* _REQUIREMENTS_: Reproduce the data that follows in its entirety, character for character.

--- BEGIN ---

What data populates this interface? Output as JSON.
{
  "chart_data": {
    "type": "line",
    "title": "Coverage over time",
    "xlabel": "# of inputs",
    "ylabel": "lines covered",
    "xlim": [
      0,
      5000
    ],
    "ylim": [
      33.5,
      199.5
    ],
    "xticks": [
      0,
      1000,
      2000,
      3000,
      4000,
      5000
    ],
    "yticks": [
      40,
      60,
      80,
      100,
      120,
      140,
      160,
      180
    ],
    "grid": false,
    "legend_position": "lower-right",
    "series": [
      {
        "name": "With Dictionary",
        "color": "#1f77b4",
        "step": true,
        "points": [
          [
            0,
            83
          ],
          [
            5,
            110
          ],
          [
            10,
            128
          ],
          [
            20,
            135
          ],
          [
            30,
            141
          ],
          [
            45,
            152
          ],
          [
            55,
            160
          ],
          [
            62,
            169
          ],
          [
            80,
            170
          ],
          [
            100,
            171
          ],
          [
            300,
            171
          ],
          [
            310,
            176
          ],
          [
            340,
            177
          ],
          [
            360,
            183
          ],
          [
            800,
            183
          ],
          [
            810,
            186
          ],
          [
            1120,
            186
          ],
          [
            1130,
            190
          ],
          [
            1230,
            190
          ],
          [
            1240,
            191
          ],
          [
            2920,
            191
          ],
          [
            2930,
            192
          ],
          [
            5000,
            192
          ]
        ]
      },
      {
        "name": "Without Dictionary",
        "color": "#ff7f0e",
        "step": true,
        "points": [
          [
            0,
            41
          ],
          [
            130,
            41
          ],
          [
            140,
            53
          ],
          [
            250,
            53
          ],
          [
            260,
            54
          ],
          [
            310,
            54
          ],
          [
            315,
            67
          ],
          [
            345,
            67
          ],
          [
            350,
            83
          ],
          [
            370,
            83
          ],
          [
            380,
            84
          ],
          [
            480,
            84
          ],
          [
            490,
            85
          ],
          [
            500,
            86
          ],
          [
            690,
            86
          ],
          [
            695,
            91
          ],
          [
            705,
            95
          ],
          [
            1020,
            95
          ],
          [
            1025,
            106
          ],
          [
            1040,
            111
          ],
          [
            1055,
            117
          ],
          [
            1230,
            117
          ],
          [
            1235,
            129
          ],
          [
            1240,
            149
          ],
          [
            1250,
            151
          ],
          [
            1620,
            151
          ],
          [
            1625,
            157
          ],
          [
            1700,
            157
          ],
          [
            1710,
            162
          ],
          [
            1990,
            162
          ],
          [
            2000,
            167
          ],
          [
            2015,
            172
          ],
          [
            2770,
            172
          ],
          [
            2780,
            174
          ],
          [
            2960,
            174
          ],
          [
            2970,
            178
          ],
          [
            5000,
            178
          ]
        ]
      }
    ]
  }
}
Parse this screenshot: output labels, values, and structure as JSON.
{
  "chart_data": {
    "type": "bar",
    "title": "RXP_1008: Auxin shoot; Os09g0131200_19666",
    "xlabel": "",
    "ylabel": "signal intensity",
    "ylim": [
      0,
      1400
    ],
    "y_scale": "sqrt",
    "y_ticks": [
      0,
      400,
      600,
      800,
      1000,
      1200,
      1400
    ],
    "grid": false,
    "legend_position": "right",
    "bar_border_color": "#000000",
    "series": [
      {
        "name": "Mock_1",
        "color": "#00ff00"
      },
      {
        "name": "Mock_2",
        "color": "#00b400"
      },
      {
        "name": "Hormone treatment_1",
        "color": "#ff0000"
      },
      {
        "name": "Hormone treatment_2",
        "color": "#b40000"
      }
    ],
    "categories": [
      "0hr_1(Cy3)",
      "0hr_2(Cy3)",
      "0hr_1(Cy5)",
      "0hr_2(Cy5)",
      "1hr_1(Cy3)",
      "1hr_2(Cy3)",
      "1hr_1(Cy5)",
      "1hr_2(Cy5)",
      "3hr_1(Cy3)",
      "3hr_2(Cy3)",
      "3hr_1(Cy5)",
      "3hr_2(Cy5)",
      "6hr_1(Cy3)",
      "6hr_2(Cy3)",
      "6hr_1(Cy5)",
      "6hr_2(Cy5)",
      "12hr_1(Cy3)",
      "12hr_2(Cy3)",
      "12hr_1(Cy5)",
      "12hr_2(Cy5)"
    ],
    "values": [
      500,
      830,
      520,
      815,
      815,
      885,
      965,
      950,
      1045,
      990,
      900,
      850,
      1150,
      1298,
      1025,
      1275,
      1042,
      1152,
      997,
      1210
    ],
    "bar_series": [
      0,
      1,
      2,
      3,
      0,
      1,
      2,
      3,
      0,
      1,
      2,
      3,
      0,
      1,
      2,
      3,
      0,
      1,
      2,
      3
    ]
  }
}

--- END ---

* _RESULT_:
What data populates this interface? Output as JSON.
{
  "chart_data": {
    "type": "line",
    "title": "Coverage over time",
    "xlabel": "# of inputs",
    "ylabel": "lines covered",
    "xlim": [
      0,
      5000
    ],
    "ylim": [
      33.5,
      199.5
    ],
    "xticks": [
      0,
      1000,
      2000,
      3000,
      4000,
      5000
    ],
    "yticks": [
      40,
      60,
      80,
      100,
      120,
      140,
      160,
      180
    ],
    "grid": false,
    "legend_position": "lower-right",
    "series": [
      {
        "name": "With Dictionary",
        "color": "#1f77b4",
        "step": true,
        "points": [
          [
            0,
            83
          ],
          [
            5,
            110
          ],
          [
            10,
            128
          ],
          [
            20,
            135
          ],
          [
            30,
            141
          ],
          [
            45,
            152
          ],
          [
            55,
            160
          ],
          [
            62,
            169
          ],
          [
            80,
            170
          ],
          [
            100,
            171
          ],
          [
            300,
            171
          ],
          [
            310,
            176
          ],
          [
            340,
            177
          ],
          [
            360,
            183
          ],
          [
            800,
            183
          ],
          [
            810,
            186
          ],
          [
            1120,
            186
          ],
          [
            1130,
            190
          ],
          [
            1230,
            190
          ],
          [
            1240,
            191
          ],
          [
            2920,
            191
          ],
          [
            2930,
            192
          ],
          [
            5000,
            192
          ]
        ]
      },
      {
        "name": "Without Dictionary",
        "color": "#ff7f0e",
        "step": true,
        "points": [
          [
            0,
            41
          ],
          [
            130,
            41
          ],
          [
            140,
            53
          ],
          [
            250,
            53
          ],
          [
            260,
            54
          ],
          [
            310,
            54
          ],
          [
            315,
            67
          ],
          [
            345,
            67
          ],
          [
            350,
            83
          ],
          [
            370,
            83
          ],
          [
            380,
            84
          ],
          [
            480,
            84
          ],
          [
            490,
            85
          ],
          [
            500,
            86
          ],
          [
            690,
            86
          ],
          [
            695,
            91
          ],
          [
            705,
            95
          ],
          [
            1020,
            95
          ],
          [
            1025,
            106
          ],
          [
            1040,
            111
          ],
          [
            1055,
            117
          ],
          [
            1230,
            117
          ],
          [
            1235,
            129
          ],
          [
            1240,
            149
          ],
          [
            1250,
            151
          ],
          [
            1620,
            151
          ],
          [
            1625,
            157
          ],
          [
            1700,
            157
          ],
          [
            1710,
            162
          ],
          [
            1990,
            162
          ],
          [
            2000,
            167
          ],
          [
            2015,
            172
          ],
          [
            2770,
            172
          ],
          [
            2780,
            174
          ],
          [
            2960,
            174
          ],
          [
            2970,
            178
          ],
          [
            5000,
            178
          ]
        ]
      }
    ]
  }
}
Parse this screenshot: output labels, values, and structure as JSON.
{
  "chart_data": {
    "type": "bar",
    "title": "RXP_1008: Auxin shoot; Os09g0131200_19666",
    "xlabel": "",
    "ylabel": "signal intensity",
    "ylim": [
      0,
      1400
    ],
    "y_scale": "sqrt",
    "y_ticks": [
      0,
      400,
      600,
      800,
      1000,
      1200,
      1400
    ],
    "grid": false,
    "legend_position": "right",
    "bar_border_color": "#000000",
    "series": [
      {
        "name": "Mock_1",
        "color": "#00ff00"
      },
      {
        "name": "Mock_2",
        "color": "#00b400"
      },
      {
        "name": "Hormone treatment_1",
        "color": "#ff0000"
      },
      {
        "name": "Hormone treatment_2",
        "color": "#b40000"
      }
    ],
    "categories": [
      "0hr_1(Cy3)",
      "0hr_2(Cy3)",
      "0hr_1(Cy5)",
      "0hr_2(Cy5)",
      "1hr_1(Cy3)",
      "1hr_2(Cy3)",
      "1hr_1(Cy5)",
      "1hr_2(Cy5)",
      "3hr_1(Cy3)",
      "3hr_2(Cy3)",
      "3hr_1(Cy5)",
      "3hr_2(Cy5)",
      "6hr_1(Cy3)",
      "6hr_2(Cy3)",
      "6hr_1(Cy5)",
      "6hr_2(Cy5)",
      "12hr_1(Cy3)",
      "12hr_2(Cy3)",
      "12hr_1(Cy5)",
      "12hr_2(Cy5)"
    ],
    "values": [
      500,
      830,
      520,
      815,
      815,
      885,
      965,
      950,
      1045,
      990,
      900,
      850,
      1150,
      1298,
      1025,
      1275,
      1042,
      1152,
      997,
      1210
    ],
    "bar_series": [
      0,
      1,
      2,
      3,
      0,
      1,
      2,
      3,
      0,
      1,
      2,
      3,
      0,
      1,
      2,
      3,
      0,
      1,
      2,
      3
    ]
  }
}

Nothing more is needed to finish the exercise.